_WHAT TO DO_:
Identify all lines in the data containing the string "年期国债收益率继续下行". Copy them out.

-- START OF DATA TO USE --

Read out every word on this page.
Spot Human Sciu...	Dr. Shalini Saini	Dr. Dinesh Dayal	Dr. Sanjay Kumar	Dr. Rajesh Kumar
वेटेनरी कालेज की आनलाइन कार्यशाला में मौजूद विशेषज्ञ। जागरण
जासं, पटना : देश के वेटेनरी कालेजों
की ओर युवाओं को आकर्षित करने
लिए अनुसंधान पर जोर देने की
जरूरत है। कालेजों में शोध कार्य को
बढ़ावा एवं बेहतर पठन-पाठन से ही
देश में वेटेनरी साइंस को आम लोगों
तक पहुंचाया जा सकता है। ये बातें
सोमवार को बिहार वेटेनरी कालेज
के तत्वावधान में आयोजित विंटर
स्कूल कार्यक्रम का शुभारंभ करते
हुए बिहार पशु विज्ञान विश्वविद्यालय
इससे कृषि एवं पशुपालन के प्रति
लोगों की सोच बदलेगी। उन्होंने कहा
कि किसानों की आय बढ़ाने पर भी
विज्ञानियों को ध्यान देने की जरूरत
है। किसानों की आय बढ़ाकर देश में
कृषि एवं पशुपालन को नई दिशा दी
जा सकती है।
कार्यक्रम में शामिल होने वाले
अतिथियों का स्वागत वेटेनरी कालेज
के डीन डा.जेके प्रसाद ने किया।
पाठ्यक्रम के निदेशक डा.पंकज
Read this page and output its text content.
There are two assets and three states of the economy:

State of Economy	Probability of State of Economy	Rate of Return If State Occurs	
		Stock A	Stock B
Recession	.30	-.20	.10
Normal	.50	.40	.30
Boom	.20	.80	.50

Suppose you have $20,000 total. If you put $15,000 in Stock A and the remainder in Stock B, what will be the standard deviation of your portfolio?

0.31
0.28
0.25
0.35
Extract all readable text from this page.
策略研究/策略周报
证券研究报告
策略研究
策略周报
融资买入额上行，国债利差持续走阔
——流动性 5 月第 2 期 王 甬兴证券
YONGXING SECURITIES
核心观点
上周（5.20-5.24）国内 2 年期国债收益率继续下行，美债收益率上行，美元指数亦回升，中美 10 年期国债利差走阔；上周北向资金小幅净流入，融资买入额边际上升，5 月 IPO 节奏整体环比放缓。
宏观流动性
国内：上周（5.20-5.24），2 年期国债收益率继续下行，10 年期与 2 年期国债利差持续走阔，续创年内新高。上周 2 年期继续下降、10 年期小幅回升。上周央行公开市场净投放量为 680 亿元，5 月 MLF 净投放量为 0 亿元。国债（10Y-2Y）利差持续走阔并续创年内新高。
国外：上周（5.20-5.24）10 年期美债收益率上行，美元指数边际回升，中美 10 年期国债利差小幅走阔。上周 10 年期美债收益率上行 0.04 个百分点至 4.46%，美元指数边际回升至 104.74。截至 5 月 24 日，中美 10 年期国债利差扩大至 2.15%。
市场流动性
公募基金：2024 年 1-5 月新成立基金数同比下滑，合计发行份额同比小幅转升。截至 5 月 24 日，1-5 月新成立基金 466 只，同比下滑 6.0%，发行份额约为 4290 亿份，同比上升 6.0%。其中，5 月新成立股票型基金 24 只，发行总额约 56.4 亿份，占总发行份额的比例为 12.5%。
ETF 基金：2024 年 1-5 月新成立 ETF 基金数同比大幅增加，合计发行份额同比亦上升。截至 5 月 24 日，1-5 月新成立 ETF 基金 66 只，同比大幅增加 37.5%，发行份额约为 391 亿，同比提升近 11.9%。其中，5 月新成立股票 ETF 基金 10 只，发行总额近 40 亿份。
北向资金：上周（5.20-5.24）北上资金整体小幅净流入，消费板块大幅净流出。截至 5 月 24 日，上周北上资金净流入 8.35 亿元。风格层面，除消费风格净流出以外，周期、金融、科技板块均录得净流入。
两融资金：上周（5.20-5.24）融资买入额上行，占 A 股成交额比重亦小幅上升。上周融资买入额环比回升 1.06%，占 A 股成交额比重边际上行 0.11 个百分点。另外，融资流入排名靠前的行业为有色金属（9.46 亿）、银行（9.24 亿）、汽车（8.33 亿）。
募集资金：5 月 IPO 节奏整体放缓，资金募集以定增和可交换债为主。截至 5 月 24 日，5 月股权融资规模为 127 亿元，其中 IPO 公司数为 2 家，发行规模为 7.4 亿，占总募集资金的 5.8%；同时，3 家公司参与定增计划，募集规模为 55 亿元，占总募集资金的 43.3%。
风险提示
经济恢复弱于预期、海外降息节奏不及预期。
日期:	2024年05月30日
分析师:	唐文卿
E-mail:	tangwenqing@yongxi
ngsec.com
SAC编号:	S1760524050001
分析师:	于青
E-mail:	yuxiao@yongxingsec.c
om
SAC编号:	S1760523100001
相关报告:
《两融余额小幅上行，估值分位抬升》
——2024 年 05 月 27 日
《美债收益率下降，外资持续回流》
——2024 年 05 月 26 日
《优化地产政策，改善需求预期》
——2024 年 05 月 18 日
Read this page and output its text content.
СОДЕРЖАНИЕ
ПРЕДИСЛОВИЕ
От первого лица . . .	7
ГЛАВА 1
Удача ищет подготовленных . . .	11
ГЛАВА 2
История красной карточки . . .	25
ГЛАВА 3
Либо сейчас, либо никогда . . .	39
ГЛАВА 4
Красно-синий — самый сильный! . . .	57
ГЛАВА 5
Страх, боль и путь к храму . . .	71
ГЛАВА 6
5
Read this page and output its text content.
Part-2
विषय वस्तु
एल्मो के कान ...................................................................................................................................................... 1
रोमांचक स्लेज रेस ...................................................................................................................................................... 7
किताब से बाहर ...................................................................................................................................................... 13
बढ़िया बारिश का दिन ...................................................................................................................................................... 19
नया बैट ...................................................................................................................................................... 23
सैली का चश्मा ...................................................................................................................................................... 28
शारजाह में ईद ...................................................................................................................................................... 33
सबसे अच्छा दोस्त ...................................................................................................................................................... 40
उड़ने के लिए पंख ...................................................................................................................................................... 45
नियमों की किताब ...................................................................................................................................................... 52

-- END OF DATA TO USE --

_RESULT OF THE TASK_:
上周（5.20-5.24）国内 2 年期国债收益率继续下行，美债收益率上行，美元指数亦回升，中美 10 年期国债利差走阔；上周北向资金小幅净流入，融资买入额边际上升，5 月 IPO 节奏整体环比放缓。
国内：上周（5.20-5.24），2 年期国债收益率继续下行，10 年期与 2 年期国债利差持续走阔，续创年内新高。上周 2 年期继续下降、10 年期小幅回升。上周央行公开市场净投放量为 680 亿元，5 月 MLF 净投放量为 0 亿元。国债（10Y-2Y）利差持续走阔并续创年内新高。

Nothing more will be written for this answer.